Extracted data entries
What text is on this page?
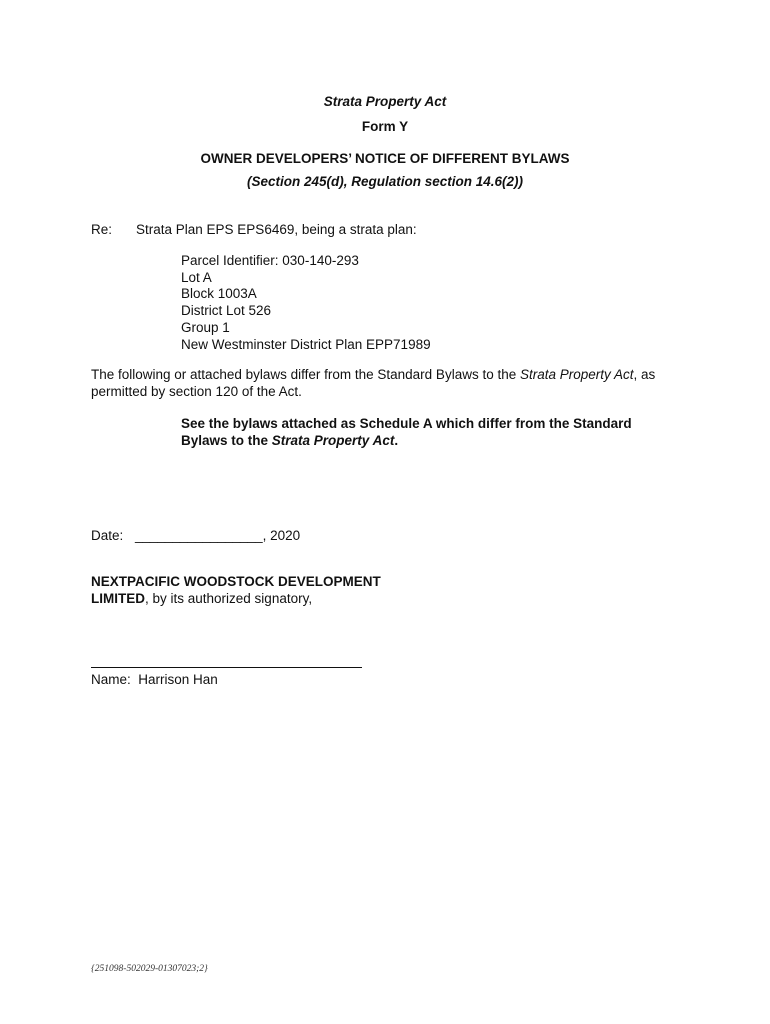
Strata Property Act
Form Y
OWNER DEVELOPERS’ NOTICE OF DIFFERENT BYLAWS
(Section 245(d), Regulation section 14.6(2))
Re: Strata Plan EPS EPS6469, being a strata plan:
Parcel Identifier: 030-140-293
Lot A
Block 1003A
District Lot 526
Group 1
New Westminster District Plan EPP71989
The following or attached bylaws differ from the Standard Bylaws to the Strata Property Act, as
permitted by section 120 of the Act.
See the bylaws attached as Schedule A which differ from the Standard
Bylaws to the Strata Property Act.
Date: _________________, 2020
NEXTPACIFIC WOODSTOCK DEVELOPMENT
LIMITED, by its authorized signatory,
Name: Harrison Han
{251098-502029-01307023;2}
...
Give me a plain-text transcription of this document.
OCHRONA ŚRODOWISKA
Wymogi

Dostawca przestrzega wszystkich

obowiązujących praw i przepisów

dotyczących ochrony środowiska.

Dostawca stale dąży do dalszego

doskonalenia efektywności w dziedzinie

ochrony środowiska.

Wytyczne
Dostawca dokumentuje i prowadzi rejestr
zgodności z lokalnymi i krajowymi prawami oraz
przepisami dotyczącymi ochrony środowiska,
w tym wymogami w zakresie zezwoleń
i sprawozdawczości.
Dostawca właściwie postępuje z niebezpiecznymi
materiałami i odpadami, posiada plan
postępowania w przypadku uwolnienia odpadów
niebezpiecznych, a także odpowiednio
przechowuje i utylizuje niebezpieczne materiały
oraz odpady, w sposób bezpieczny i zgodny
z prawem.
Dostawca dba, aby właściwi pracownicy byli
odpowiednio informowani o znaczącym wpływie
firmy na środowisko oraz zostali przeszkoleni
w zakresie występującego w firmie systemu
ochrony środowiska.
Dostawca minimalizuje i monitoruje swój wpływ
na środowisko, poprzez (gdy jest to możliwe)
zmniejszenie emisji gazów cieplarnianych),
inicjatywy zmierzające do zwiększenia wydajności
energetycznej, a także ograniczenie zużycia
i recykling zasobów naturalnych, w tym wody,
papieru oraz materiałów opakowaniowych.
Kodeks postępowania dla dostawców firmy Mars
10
==
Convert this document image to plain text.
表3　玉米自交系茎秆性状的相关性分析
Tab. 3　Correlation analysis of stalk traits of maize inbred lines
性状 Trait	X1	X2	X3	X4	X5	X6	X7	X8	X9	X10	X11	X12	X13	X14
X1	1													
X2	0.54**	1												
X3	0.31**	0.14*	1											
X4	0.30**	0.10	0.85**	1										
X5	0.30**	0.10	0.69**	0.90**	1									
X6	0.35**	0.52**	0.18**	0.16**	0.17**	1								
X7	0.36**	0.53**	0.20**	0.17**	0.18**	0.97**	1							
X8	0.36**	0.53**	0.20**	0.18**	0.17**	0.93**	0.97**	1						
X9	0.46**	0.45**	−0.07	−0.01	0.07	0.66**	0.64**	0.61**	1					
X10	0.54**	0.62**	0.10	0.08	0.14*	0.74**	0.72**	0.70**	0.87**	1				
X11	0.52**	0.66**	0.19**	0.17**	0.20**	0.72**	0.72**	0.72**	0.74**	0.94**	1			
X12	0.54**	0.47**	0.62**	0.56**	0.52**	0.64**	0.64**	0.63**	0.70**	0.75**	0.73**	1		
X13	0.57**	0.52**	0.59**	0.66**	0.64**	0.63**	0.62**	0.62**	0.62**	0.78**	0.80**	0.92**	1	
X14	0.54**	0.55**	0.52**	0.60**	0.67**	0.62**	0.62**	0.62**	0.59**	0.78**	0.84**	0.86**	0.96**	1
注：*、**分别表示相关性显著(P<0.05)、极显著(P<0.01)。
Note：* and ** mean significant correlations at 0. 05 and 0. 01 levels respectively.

* **What needs to be done**:
Where a line of the material above holds the string "zakresie", copy that line.

* **The completed task**:
w tym wymogami w zakresie zezwoleń
w zakresie występującego w firmie systemu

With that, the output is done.